- Opening Delimiter -

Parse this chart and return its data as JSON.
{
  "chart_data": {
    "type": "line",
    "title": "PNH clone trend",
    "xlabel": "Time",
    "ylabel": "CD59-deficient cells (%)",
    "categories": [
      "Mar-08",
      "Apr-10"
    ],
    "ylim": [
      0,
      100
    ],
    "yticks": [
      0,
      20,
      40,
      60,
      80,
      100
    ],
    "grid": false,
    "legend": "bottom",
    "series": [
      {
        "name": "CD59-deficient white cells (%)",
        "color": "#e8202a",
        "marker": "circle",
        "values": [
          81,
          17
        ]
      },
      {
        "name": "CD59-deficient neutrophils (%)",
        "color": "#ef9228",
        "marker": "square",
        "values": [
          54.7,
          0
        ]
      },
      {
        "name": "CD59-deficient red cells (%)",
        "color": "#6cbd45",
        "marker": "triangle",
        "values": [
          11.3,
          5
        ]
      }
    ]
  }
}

- Closing Delimiter -
- Opening Delimiter -

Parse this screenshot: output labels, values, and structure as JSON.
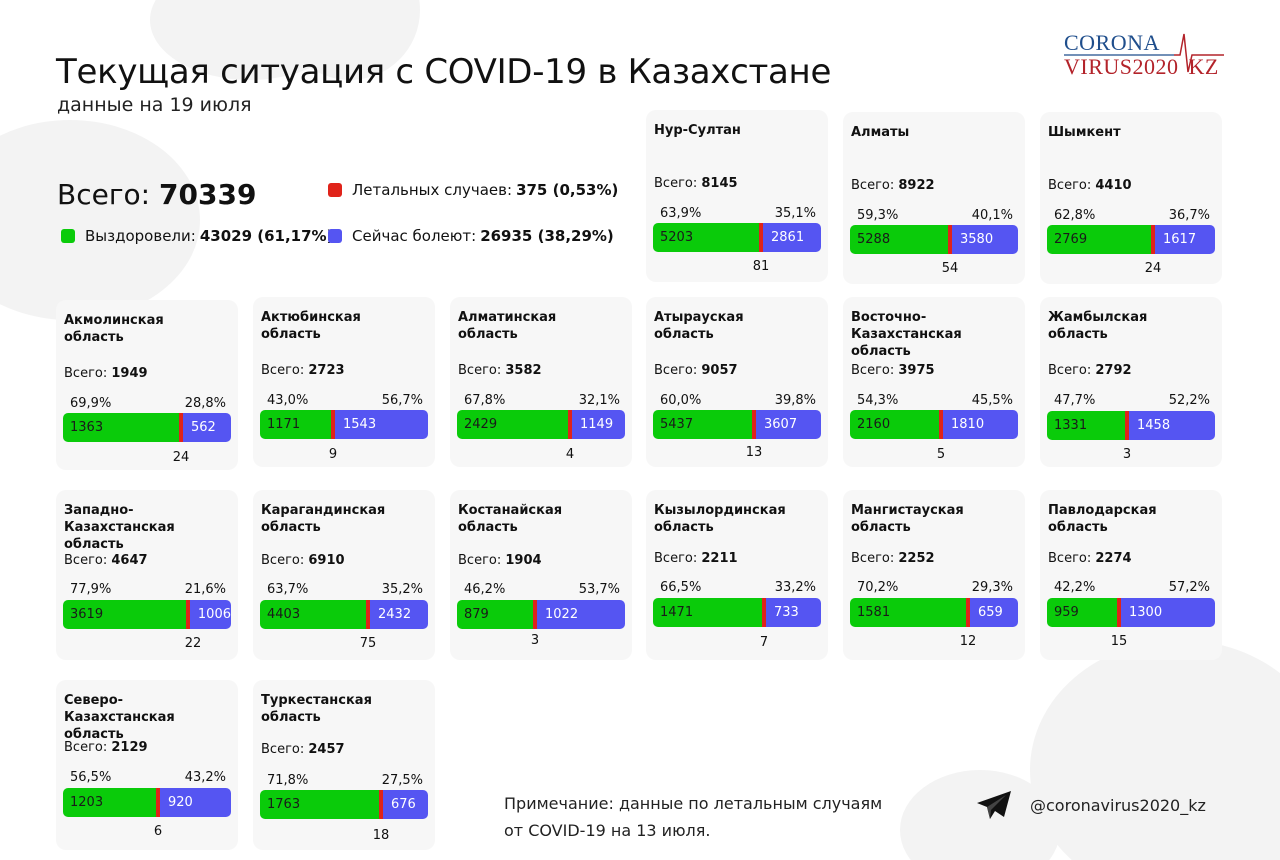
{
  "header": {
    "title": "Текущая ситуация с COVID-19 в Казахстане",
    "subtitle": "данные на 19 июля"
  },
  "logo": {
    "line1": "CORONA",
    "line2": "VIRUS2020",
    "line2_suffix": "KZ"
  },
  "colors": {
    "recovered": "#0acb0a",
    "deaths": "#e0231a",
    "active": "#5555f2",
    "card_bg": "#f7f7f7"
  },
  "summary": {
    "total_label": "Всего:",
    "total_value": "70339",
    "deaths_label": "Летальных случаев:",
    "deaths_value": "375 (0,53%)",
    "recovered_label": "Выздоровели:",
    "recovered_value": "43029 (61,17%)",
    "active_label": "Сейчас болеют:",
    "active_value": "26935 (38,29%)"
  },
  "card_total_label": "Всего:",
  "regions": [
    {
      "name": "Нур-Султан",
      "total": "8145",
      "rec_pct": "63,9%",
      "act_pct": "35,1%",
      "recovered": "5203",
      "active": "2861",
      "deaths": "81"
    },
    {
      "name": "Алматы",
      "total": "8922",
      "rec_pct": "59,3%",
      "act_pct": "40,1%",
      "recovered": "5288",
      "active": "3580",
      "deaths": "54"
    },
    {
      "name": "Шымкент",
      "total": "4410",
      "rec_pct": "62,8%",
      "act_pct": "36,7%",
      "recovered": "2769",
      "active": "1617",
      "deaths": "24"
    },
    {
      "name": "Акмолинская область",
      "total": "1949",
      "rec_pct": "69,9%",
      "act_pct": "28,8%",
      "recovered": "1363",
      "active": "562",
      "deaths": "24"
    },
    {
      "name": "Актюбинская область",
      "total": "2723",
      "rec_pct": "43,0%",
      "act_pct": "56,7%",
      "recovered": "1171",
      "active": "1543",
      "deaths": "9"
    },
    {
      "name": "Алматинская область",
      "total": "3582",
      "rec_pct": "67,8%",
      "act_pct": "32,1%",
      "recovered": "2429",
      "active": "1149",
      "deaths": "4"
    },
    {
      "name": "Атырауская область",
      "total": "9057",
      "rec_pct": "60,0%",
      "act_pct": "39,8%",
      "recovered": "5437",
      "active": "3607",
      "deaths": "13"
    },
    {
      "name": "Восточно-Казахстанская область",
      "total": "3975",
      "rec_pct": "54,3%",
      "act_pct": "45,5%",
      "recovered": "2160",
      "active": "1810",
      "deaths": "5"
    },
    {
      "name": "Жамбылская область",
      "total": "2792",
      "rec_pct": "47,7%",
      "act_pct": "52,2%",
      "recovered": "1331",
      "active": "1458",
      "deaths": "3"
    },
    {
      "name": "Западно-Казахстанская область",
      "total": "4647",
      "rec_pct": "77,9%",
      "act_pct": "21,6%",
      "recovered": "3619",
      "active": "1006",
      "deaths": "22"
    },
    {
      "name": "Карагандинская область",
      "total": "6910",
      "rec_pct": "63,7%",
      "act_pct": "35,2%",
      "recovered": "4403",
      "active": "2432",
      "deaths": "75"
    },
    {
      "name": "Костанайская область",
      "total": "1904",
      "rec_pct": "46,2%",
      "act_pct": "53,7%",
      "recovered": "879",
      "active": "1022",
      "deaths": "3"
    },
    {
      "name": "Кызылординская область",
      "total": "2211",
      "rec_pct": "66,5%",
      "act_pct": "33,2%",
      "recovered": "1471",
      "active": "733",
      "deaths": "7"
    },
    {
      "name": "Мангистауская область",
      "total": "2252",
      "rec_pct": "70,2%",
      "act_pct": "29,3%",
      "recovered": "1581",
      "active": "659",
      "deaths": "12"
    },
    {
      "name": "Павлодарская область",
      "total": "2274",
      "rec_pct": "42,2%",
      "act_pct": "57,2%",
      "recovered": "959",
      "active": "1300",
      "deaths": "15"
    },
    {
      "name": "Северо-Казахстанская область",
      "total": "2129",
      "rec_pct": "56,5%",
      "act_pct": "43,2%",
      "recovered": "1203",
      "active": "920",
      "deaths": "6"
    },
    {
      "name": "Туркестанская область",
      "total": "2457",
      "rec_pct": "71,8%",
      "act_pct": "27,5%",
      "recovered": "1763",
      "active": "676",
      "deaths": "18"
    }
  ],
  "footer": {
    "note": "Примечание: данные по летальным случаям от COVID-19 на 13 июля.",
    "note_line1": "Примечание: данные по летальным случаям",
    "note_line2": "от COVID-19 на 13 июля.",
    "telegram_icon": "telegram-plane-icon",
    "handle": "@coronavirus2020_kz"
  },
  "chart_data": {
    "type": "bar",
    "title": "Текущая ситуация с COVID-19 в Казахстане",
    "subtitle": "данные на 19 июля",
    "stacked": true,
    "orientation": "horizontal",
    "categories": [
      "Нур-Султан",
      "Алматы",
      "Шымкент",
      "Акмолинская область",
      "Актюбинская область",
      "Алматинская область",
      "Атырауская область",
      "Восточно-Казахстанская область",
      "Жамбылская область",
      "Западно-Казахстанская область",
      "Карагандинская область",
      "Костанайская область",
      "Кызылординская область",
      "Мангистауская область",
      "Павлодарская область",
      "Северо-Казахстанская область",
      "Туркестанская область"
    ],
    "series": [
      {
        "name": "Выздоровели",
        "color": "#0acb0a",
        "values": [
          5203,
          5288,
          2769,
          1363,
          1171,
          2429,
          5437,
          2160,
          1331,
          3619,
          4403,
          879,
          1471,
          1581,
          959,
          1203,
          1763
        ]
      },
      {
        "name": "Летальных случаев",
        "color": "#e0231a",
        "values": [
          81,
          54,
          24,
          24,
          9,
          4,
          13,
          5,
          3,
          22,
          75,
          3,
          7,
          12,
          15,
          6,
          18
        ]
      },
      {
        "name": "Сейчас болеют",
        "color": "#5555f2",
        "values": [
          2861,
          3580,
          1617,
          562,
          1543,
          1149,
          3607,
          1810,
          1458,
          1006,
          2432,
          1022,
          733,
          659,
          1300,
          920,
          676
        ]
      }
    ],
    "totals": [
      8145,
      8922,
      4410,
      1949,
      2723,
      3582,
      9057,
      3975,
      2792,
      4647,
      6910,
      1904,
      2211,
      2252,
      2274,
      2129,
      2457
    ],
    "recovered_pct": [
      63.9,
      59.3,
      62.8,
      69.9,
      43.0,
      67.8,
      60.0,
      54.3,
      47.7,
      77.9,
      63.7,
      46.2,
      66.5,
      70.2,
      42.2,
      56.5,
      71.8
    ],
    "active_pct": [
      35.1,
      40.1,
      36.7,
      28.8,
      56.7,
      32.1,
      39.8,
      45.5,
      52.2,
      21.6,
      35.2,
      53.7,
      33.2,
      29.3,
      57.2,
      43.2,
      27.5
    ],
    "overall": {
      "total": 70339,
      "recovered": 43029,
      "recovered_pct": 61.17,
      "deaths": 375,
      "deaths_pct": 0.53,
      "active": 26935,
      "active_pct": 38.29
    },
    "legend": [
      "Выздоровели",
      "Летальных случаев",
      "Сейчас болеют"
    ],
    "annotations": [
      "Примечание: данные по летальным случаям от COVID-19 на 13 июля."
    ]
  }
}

- Closing Delimiter -
- Opening Delimiter -

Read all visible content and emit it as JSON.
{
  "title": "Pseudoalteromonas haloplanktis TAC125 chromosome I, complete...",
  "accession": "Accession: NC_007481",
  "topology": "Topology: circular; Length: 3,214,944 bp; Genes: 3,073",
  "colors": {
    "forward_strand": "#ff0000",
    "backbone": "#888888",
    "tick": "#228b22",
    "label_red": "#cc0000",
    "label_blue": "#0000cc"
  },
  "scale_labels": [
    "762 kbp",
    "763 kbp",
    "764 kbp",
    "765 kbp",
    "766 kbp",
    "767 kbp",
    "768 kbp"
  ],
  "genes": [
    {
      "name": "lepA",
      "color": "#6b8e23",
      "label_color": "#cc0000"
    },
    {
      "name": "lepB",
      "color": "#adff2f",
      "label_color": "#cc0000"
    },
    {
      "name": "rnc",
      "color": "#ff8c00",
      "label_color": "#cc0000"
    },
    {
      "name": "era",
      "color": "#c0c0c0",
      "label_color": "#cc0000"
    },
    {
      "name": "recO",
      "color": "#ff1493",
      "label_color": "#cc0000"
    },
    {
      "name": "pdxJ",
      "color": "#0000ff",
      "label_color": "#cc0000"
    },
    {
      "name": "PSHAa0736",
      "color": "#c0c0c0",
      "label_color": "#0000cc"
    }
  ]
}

- Closing Delimiter -

What is the number of lines in the listing above that contain the string "cells"? Give only the number.

# Finished task
3